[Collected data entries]
○ ○ ○ ○

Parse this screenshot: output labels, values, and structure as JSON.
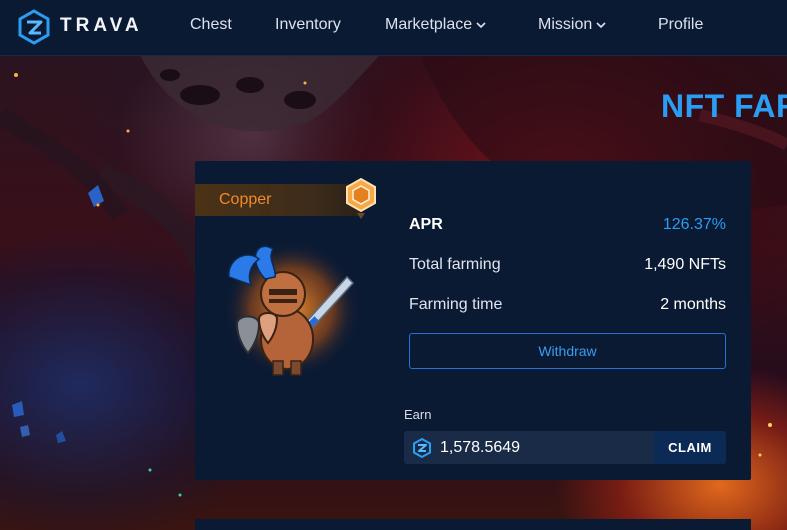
{
  "header": {
    "brand": "TRAVA",
    "nav": [
      {
        "label": "Chest"
      },
      {
        "label": "Inventory"
      },
      {
        "label": "Marketplace"
      },
      {
        "label": "Mission"
      },
      {
        "label": "Profile"
      }
    ]
  },
  "page": {
    "heading": "NFT FAR"
  },
  "card": {
    "rank": "Copper",
    "rank_badge_icon": "hexagon-badge-icon",
    "avatar_icon": "knight-avatar",
    "stats": {
      "apr_label": "APR",
      "apr_value": "126.37%",
      "total_label": "Total farming",
      "total_value": "1,490 NFTs",
      "time_label": "Farming time",
      "time_value": "2 months"
    },
    "withdraw_label": "Withdraw",
    "earn_label": "Earn",
    "earn_value": "1,578.5649",
    "earn_token_icon": "trava-token-icon",
    "claim_label": "CLAIM"
  },
  "colors": {
    "accent": "#2a9df4",
    "header_bg": "#0b1a33",
    "rank_text": "#f08a2a"
  }
}
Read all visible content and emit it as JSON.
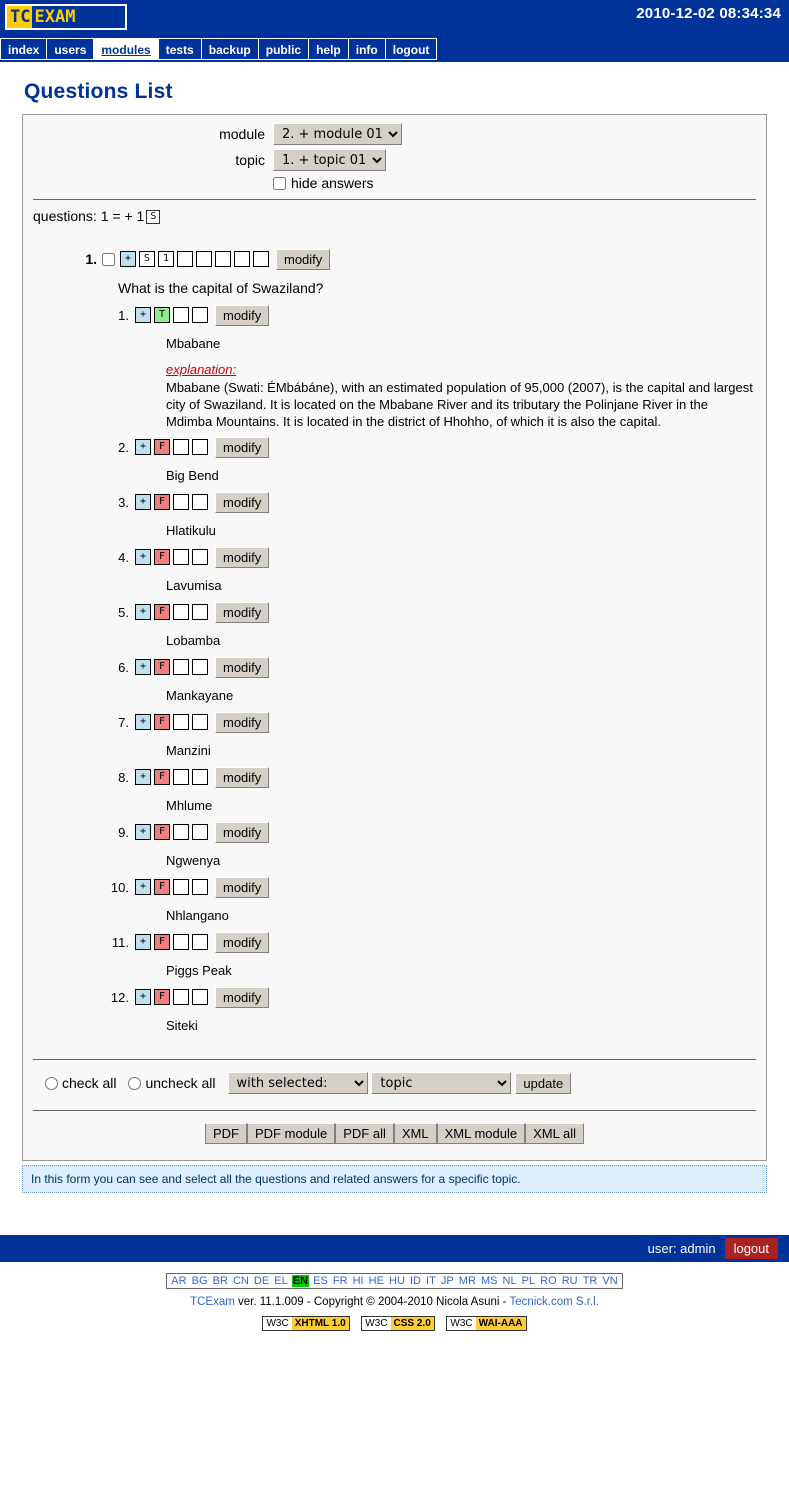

○ ○ ○ ○

Set each line of the records down exactly, leaving every picture out.

Parse this screenshot: output labels, values, and structure as JSON.
{
  "header": {
    "brand": "TRAVA",
    "nav": [
      {
        "label": "Chest"
      },
      {
        "label": "Inventory"
      },
      {
        "label": "Marketplace"
      },
      {
        "label": "Mission"
      },
      {
        "label": "Profile"
      }
    ]
  },
  "page": {
    "heading": "NFT FAR"
  },
  "card": {
    "rank": "Copper",
    "rank_badge_icon": "hexagon-badge-icon",
    "avatar_icon": "knight-avatar",
    "stats": {
      "apr_label": "APR",
      "apr_value": "126.37%",
      "total_label": "Total farming",
      "total_value": "1,490 NFTs",
      "time_label": "Farming time",
      "time_value": "2 months"
    },
    "withdraw_label": "Withdraw",
    "earn_label": "Earn",
    "earn_value": "1,578.5649",
    "earn_token_icon": "trava-token-icon",
    "claim_label": "CLAIM"
  },
  "colors": {
    "accent": "#2a9df4",
    "header_bg": "#0b1a33",
    "rank_text": "#f08a2a"
  }
}
Read all visible content and emit it as JSON.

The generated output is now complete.